**Task data**
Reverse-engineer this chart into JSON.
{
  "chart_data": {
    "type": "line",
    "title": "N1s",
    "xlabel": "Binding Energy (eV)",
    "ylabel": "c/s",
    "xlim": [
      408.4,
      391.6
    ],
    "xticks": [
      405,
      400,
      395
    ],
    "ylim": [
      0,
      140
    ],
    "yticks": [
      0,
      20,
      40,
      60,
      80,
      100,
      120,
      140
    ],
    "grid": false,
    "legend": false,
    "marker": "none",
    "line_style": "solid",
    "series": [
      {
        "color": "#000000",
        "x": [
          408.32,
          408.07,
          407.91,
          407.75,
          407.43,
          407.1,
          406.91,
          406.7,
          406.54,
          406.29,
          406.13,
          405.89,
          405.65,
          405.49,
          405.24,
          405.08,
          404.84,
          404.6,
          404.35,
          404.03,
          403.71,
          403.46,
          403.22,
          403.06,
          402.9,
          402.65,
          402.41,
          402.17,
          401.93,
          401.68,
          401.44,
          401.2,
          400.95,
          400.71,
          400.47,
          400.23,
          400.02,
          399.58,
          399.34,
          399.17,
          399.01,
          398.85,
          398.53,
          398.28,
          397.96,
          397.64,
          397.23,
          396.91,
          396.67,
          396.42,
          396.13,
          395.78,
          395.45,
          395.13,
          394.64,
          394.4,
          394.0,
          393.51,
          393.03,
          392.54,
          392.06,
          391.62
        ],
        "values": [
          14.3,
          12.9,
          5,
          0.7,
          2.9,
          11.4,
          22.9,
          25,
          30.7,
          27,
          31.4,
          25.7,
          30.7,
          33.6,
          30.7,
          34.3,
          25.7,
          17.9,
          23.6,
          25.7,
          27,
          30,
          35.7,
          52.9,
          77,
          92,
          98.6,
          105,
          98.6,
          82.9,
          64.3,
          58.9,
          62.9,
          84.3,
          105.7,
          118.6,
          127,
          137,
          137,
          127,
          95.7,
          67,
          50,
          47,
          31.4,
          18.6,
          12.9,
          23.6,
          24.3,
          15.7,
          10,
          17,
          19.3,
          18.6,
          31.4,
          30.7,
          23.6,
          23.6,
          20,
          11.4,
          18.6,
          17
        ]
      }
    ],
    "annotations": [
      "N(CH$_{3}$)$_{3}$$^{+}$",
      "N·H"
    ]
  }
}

**Given task**
Retype the entries one by one, exactly.

**Completed task**
Reverse-engineer this chart into JSON.
{
  "chart_data": {
    "type": "line",
    "title": "N1s",
    "xlabel": "Binding Energy (eV)",
    "ylabel": "c/s",
    "xlim": [
      408.4,
      391.6
    ],
    "xticks": [
      405,
      400,
      395
    ],
    "ylim": [
      0,
      140
    ],
    "yticks": [
      0,
      20,
      40,
      60,
      80,
      100,
      120,
      140
    ],
    "grid": false,
    "legend": false,
    "marker": "none",
    "line_style": "solid",
    "series": [
      {
        "color": "#000000",
        "x": [
          408.32,
          408.07,
          407.91,
          407.75,
          407.43,
          407.1,
          406.91,
          406.7,
          406.54,
          406.29,
          406.13,
          405.89,
          405.65,
          405.49,
          405.24,
          405.08,
          404.84,
          404.6,
          404.35,
          404.03,
          403.71,
          403.46,
          403.22,
          403.06,
          402.9,
          402.65,
          402.41,
          402.17,
          401.93,
          401.68,
          401.44,
          401.2,
          400.95,
          400.71,
          400.47,
          400.23,
          400.02,
          399.58,
          399.34,
          399.17,
          399.01,
          398.85,
          398.53,
          398.28,
          397.96,
          397.64,
          397.23,
          396.91,
          396.67,
          396.42,
          396.13,
          395.78,
          395.45,
          395.13,
          394.64,
          394.4,
          394.0,
          393.51,
          393.03,
          392.54,
          392.06,
          391.62
        ],
        "values": [
          14.3,
          12.9,
          5,
          0.7,
          2.9,
          11.4,
          22.9,
          25,
          30.7,
          27,
          31.4,
          25.7,
          30.7,
          33.6,
          30.7,
          34.3,
          25.7,
          17.9,
          23.6,
          25.7,
          27,
          30,
          35.7,
          52.9,
          77,
          92,
          98.6,
          105,
          98.6,
          82.9,
          64.3,
          58.9,
          62.9,
          84.3,
          105.7,
          118.6,
          127,
          137,
          137,
          127,
          95.7,
          67,
          50,
          47,
          31.4,
          18.6,
          12.9,
          23.6,
          24.3,
          15.7,
          10,
          17,
          19.3,
          18.6,
          31.4,
          30.7,
          23.6,
          23.6,
          20,
          11.4,
          18.6,
          17
        ]
      }
    ],
    "annotations": [
      "N(CH$_{3}$)$_{3}$$^{+}$",
      "N·H"
    ]
  }
}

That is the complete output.